Collected data entries:
══════
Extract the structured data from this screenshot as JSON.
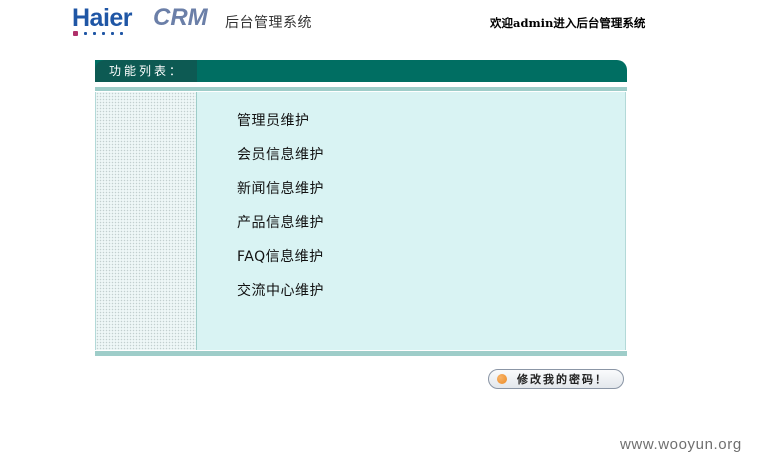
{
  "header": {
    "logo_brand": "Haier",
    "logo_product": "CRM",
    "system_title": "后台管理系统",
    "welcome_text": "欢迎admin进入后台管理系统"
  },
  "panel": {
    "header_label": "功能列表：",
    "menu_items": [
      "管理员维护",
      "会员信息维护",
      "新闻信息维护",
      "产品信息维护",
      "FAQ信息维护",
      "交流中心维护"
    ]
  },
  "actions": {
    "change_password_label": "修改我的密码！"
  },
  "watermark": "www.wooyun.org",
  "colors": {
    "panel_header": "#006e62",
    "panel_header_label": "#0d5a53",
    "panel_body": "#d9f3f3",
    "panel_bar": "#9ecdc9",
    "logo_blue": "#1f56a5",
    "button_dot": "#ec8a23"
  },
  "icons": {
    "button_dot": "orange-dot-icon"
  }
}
══════
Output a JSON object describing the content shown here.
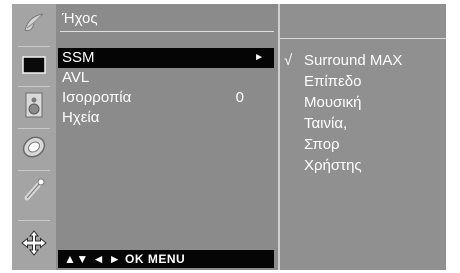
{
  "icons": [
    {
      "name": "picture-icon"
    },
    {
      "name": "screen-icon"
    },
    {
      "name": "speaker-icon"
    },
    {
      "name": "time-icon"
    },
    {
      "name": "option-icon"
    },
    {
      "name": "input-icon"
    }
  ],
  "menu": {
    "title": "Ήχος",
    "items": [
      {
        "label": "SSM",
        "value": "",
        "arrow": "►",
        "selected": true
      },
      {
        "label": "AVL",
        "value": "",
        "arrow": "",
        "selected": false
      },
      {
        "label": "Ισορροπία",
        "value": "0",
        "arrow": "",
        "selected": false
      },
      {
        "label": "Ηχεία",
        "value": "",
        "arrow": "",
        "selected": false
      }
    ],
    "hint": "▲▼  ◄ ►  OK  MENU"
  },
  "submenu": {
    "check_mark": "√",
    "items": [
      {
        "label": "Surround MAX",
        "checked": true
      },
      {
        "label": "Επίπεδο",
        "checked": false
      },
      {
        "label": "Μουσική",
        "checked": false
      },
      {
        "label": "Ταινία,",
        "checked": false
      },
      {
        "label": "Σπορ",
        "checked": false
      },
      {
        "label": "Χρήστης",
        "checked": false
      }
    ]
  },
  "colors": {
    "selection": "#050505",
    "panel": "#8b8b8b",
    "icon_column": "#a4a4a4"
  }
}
══════
Short exercise:
Pick out the lines that include the word "name" and write them out.

The result:
      "name": "picture-icon"
      "name": "screen-icon"
      "name": "speaker-icon"
      "name": "time-icon"
      "name": "option-icon"
      "name": "input-icon"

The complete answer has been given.